Data records:
* Start *

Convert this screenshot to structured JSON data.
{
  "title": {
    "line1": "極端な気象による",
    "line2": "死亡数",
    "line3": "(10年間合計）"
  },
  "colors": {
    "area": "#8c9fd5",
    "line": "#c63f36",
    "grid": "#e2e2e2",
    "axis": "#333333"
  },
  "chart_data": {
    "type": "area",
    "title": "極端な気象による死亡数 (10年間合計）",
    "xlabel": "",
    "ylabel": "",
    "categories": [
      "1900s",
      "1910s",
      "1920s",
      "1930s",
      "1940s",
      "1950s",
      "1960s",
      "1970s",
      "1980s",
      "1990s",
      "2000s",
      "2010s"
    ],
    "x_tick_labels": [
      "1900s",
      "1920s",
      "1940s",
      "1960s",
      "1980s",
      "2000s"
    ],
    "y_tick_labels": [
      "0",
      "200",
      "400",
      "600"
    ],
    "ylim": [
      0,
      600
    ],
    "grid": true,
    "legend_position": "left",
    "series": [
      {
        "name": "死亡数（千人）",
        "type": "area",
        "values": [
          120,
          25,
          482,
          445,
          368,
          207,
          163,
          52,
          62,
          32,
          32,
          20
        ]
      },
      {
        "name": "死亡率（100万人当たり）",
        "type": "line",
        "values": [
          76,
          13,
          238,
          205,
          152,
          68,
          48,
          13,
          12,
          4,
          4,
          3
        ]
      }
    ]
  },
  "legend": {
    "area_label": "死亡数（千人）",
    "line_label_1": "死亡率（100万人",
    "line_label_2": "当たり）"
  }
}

* End *

■ **WORK TO DO**
Output the listing above exactly as it appears.

■ **SOLVED PROBLEM**
Convert this screenshot to structured JSON data.
{
  "title": {
    "line1": "極端な気象による",
    "line2": "死亡数",
    "line3": "(10年間合計）"
  },
  "colors": {
    "area": "#8c9fd5",
    "line": "#c63f36",
    "grid": "#e2e2e2",
    "axis": "#333333"
  },
  "chart_data": {
    "type": "area",
    "title": "極端な気象による死亡数 (10年間合計）",
    "xlabel": "",
    "ylabel": "",
    "categories": [
      "1900s",
      "1910s",
      "1920s",
      "1930s",
      "1940s",
      "1950s",
      "1960s",
      "1970s",
      "1980s",
      "1990s",
      "2000s",
      "2010s"
    ],
    "x_tick_labels": [
      "1900s",
      "1920s",
      "1940s",
      "1960s",
      "1980s",
      "2000s"
    ],
    "y_tick_labels": [
      "0",
      "200",
      "400",
      "600"
    ],
    "ylim": [
      0,
      600
    ],
    "grid": true,
    "legend_position": "left",
    "series": [
      {
        "name": "死亡数（千人）",
        "type": "area",
        "values": [
          120,
          25,
          482,
          445,
          368,
          207,
          163,
          52,
          62,
          32,
          32,
          20
        ]
      },
      {
        "name": "死亡率（100万人当たり）",
        "type": "line",
        "values": [
          76,
          13,
          238,
          205,
          152,
          68,
          48,
          13,
          12,
          4,
          4,
          3
        ]
      }
    ]
  },
  "legend": {
    "area_label": "死亡数（千人）",
    "line_label_1": "死亡率（100万人",
    "line_label_2": "当たり）"
  }
}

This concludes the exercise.